-- Excerpted data --
↓
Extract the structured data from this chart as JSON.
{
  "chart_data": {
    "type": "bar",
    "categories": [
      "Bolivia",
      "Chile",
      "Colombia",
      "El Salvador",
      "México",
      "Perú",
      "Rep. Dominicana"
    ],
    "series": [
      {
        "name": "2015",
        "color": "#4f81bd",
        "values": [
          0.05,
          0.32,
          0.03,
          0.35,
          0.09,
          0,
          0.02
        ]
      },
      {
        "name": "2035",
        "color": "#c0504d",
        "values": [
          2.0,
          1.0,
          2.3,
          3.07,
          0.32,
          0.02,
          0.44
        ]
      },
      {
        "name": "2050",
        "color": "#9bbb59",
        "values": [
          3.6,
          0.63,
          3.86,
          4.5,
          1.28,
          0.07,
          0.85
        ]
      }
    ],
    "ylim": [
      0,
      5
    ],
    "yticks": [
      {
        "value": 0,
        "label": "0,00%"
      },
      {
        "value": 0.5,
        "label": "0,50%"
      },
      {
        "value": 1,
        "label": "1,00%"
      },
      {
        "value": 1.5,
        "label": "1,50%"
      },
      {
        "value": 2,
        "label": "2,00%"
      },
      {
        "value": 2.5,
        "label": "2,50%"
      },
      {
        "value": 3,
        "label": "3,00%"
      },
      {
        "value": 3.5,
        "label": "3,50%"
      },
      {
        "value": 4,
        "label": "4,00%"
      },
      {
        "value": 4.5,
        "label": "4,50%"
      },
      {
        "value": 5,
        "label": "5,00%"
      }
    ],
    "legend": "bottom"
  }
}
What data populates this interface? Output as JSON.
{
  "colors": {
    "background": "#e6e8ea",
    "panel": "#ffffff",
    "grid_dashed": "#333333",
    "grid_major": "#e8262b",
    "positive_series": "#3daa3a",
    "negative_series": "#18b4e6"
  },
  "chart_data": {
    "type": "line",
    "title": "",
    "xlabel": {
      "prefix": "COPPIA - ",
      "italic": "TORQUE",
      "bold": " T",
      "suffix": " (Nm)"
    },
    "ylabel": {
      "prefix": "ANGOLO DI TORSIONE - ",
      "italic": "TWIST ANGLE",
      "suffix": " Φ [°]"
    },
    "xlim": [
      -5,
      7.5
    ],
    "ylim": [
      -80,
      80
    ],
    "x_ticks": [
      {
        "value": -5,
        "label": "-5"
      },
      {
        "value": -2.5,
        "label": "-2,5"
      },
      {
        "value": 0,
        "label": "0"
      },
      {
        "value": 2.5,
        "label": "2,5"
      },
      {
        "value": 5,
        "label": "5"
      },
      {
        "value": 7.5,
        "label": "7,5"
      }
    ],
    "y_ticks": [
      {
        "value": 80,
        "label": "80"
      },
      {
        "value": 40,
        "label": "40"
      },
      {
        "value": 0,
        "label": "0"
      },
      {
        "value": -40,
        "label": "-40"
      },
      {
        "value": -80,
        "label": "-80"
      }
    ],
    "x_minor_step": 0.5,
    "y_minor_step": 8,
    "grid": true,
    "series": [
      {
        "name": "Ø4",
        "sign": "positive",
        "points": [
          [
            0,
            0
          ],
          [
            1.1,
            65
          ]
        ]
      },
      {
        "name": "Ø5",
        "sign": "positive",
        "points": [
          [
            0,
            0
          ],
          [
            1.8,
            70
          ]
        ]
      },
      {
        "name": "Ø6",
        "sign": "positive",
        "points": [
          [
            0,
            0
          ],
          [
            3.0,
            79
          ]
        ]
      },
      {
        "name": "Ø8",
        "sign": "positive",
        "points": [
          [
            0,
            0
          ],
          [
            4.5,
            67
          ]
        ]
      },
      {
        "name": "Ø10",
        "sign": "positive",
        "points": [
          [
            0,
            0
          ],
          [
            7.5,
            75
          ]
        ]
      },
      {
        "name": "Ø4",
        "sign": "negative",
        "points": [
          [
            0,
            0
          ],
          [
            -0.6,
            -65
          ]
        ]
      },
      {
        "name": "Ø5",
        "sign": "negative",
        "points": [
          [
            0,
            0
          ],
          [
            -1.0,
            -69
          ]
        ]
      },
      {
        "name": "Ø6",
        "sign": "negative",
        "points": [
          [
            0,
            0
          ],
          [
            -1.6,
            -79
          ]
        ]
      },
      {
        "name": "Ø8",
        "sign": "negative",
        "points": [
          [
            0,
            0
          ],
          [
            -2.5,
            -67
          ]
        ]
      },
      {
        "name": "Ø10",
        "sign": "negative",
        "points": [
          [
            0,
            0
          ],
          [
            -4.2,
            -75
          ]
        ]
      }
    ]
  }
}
↑
-- Brief --
Transcribe every entry word for word.

-- Finished answer --
Extract the structured data from this chart as JSON.
{
  "chart_data": {
    "type": "bar",
    "categories": [
      "Bolivia",
      "Chile",
      "Colombia",
      "El Salvador",
      "México",
      "Perú",
      "Rep. Dominicana"
    ],
    "series": [
      {
        "name": "2015",
        "color": "#4f81bd",
        "values": [
          0.05,
          0.32,
          0.03,
          0.35,
          0.09,
          0,
          0.02
        ]
      },
      {
        "name": "2035",
        "color": "#c0504d",
        "values": [
          2.0,
          1.0,
          2.3,
          3.07,
          0.32,
          0.02,
          0.44
        ]
      },
      {
        "name": "2050",
        "color": "#9bbb59",
        "values": [
          3.6,
          0.63,
          3.86,
          4.5,
          1.28,
          0.07,
          0.85
        ]
      }
    ],
    "ylim": [
      0,
      5
    ],
    "yticks": [
      {
        "value": 0,
        "label": "0,00%"
      },
      {
        "value": 0.5,
        "label": "0,50%"
      },
      {
        "value": 1,
        "label": "1,00%"
      },
      {
        "value": 1.5,
        "label": "1,50%"
      },
      {
        "value": 2,
        "label": "2,00%"
      },
      {
        "value": 2.5,
        "label": "2,50%"
      },
      {
        "value": 3,
        "label": "3,00%"
      },
      {
        "value": 3.5,
        "label": "3,50%"
      },
      {
        "value": 4,
        "label": "4,00%"
      },
      {
        "value": 4.5,
        "label": "4,50%"
      },
      {
        "value": 5,
        "label": "5,00%"
      }
    ],
    "legend": "bottom"
  }
}
What data populates this interface? Output as JSON.
{
  "colors": {
    "background": "#e6e8ea",
    "panel": "#ffffff",
    "grid_dashed": "#333333",
    "grid_major": "#e8262b",
    "positive_series": "#3daa3a",
    "negative_series": "#18b4e6"
  },
  "chart_data": {
    "type": "line",
    "title": "",
    "xlabel": {
      "prefix": "COPPIA - ",
      "italic": "TORQUE",
      "bold": " T",
      "suffix": " (Nm)"
    },
    "ylabel": {
      "prefix": "ANGOLO DI TORSIONE - ",
      "italic": "TWIST ANGLE",
      "suffix": " Φ [°]"
    },
    "xlim": [
      -5,
      7.5
    ],
    "ylim": [
      -80,
      80
    ],
    "x_ticks": [
      {
        "value": -5,
        "label": "-5"
      },
      {
        "value": -2.5,
        "label": "-2,5"
      },
      {
        "value": 0,
        "label": "0"
      },
      {
        "value": 2.5,
        "label": "2,5"
      },
      {
        "value": 5,
        "label": "5"
      },
      {
        "value": 7.5,
        "label": "7,5"
      }
    ],
    "y_ticks": [
      {
        "value": 80,
        "label": "80"
      },
      {
        "value": 40,
        "label": "40"
      },
      {
        "value": 0,
        "label": "0"
      },
      {
        "value": -40,
        "label": "-40"
      },
      {
        "value": -80,
        "label": "-80"
      }
    ],
    "x_minor_step": 0.5,
    "y_minor_step": 8,
    "grid": true,
    "series": [
      {
        "name": "Ø4",
        "sign": "positive",
        "points": [
          [
            0,
            0
          ],
          [
            1.1,
            65
          ]
        ]
      },
      {
        "name": "Ø5",
        "sign": "positive",
        "points": [
          [
            0,
            0
          ],
          [
            1.8,
            70
          ]
        ]
      },
      {
        "name": "Ø6",
        "sign": "positive",
        "points": [
          [
            0,
            0
          ],
          [
            3.0,
            79
          ]
        ]
      },
      {
        "name": "Ø8",
        "sign": "positive",
        "points": [
          [
            0,
            0
          ],
          [
            4.5,
            67
          ]
        ]
      },
      {
        "name": "Ø10",
        "sign": "positive",
        "points": [
          [
            0,
            0
          ],
          [
            7.5,
            75
          ]
        ]
      },
      {
        "name": "Ø4",
        "sign": "negative",
        "points": [
          [
            0,
            0
          ],
          [
            -0.6,
            -65
          ]
        ]
      },
      {
        "name": "Ø5",
        "sign": "negative",
        "points": [
          [
            0,
            0
          ],
          [
            -1.0,
            -69
          ]
        ]
      },
      {
        "name": "Ø6",
        "sign": "negative",
        "points": [
          [
            0,
            0
          ],
          [
            -1.6,
            -79
          ]
        ]
      },
      {
        "name": "Ø8",
        "sign": "negative",
        "points": [
          [
            0,
            0
          ],
          [
            -2.5,
            -67
          ]
        ]
      },
      {
        "name": "Ø10",
        "sign": "negative",
        "points": [
          [
            0,
            0
          ],
          [
            -4.2,
            -75
          ]
        ]
      }
    ]
  }
}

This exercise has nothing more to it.